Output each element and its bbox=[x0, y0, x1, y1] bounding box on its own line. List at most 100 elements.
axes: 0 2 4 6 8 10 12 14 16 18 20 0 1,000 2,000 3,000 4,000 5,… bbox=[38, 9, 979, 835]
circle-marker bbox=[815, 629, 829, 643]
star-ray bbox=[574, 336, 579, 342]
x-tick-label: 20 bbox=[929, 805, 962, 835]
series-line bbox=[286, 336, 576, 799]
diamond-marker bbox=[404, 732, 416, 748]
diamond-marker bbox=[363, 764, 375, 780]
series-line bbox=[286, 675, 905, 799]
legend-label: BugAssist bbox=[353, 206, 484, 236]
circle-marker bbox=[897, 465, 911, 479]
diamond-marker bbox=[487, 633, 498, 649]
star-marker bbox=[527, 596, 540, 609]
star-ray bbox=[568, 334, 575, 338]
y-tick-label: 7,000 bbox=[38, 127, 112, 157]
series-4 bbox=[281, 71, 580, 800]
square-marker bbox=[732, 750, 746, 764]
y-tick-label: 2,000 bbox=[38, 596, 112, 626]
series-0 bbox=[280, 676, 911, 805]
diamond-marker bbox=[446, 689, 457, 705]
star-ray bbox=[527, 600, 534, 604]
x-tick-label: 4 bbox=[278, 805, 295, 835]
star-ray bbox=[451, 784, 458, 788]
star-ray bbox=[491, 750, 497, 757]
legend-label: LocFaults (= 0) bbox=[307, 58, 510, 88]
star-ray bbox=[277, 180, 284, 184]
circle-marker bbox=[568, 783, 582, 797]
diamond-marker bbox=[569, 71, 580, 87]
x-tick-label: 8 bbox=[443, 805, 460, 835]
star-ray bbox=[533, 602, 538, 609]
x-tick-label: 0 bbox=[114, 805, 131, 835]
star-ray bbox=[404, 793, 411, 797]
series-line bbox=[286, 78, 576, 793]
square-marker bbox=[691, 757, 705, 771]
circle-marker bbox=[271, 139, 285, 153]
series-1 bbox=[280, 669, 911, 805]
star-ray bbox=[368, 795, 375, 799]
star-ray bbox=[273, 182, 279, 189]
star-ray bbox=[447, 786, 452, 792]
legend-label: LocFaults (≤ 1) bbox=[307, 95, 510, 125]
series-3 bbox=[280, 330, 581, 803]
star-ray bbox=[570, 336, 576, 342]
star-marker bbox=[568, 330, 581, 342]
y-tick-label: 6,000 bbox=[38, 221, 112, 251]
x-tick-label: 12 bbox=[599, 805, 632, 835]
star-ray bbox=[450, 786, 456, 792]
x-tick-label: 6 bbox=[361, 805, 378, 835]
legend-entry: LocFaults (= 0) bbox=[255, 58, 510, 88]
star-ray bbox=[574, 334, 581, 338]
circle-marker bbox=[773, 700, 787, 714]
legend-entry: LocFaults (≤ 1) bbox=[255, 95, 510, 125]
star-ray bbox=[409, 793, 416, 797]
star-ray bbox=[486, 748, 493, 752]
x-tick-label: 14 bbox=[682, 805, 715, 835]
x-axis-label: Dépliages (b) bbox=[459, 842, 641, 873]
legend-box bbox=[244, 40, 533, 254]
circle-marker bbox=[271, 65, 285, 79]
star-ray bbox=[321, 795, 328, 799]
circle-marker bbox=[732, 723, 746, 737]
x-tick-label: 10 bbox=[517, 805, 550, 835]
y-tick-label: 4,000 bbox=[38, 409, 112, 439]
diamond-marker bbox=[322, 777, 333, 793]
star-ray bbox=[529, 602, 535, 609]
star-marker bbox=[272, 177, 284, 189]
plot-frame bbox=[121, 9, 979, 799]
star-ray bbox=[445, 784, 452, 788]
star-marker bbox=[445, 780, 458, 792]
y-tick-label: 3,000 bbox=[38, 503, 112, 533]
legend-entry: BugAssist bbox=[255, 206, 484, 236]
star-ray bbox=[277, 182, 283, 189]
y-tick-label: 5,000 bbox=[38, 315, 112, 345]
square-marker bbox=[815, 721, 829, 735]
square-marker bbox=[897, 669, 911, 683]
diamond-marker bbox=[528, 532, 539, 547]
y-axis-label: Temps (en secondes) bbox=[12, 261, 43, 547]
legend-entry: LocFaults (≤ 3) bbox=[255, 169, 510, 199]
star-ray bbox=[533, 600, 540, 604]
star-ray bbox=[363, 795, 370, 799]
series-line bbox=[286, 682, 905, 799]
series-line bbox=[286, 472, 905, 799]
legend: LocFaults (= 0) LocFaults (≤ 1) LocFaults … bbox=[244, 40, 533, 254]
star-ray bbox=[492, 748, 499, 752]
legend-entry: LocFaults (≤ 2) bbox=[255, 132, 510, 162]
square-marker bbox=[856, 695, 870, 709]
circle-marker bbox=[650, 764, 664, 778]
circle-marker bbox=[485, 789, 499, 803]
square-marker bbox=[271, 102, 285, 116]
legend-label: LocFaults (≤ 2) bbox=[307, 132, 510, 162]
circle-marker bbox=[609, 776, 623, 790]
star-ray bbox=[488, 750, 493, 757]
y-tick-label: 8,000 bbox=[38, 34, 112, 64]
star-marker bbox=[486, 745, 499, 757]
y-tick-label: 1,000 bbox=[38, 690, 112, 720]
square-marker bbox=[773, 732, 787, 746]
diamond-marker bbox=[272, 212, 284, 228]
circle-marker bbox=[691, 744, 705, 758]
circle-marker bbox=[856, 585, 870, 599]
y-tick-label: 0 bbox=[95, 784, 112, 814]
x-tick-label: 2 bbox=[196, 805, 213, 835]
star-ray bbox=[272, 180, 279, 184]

◇ ◇ ◇ ◇ ◇ ◇ ◇

Exercise brief: Please edit the data from the start through the line with "series-3 bbox=[280, 330, 581, 803]" by changing every "diamond-marker" to "rhombus-marker" and leaving everything else as it is.

Reply to the exercise:
Output each element and its bbox=[x0, y0, x1, y1] bounding box on its own line. List at most 100 elements.
axes: 0 2 4 6 8 10 12 14 16 18 20 0 1,000 2,000 3,000 4,000 5,… bbox=[38, 9, 979, 835]
circle-marker bbox=[815, 629, 829, 643]
star-ray bbox=[574, 336, 579, 342]
x-tick-label: 20 bbox=[929, 805, 962, 835]
series-line bbox=[286, 336, 576, 799]
rhombus-marker bbox=[404, 732, 416, 748]
rhombus-marker bbox=[363, 764, 375, 780]
series-line bbox=[286, 675, 905, 799]
legend-label: BugAssist bbox=[353, 206, 484, 236]
circle-marker bbox=[897, 465, 911, 479]
rhombus-marker bbox=[487, 633, 498, 649]
star-marker bbox=[527, 596, 540, 609]
star-ray bbox=[568, 334, 575, 338]
y-tick-label: 7,000 bbox=[38, 127, 112, 157]
series-4 bbox=[281, 71, 580, 800]
square-marker bbox=[732, 750, 746, 764]
y-tick-label: 2,000 bbox=[38, 596, 112, 626]
series-0 bbox=[280, 676, 911, 805]
rhombus-marker bbox=[446, 689, 457, 705]
star-ray bbox=[527, 600, 534, 604]
x-tick-label: 4 bbox=[278, 805, 295, 835]
star-ray bbox=[451, 784, 458, 788]
star-ray bbox=[491, 750, 497, 757]
legend-label: LocFaults (= 0) bbox=[307, 58, 510, 88]
star-ray bbox=[277, 180, 284, 184]
circle-marker bbox=[568, 783, 582, 797]
rhombus-marker bbox=[569, 71, 580, 87]
x-tick-label: 8 bbox=[443, 805, 460, 835]
star-ray bbox=[533, 602, 538, 609]
x-tick-label: 0 bbox=[114, 805, 131, 835]
star-ray bbox=[404, 793, 411, 797]
series-line bbox=[286, 78, 576, 793]
square-marker bbox=[691, 757, 705, 771]
circle-marker bbox=[271, 139, 285, 153]
series-1 bbox=[280, 669, 911, 805]
star-ray bbox=[368, 795, 375, 799]
star-ray bbox=[273, 182, 279, 189]
star-ray bbox=[447, 786, 452, 792]
legend-label: LocFaults (≤ 1) bbox=[307, 95, 510, 125]
series-3 bbox=[280, 330, 581, 803]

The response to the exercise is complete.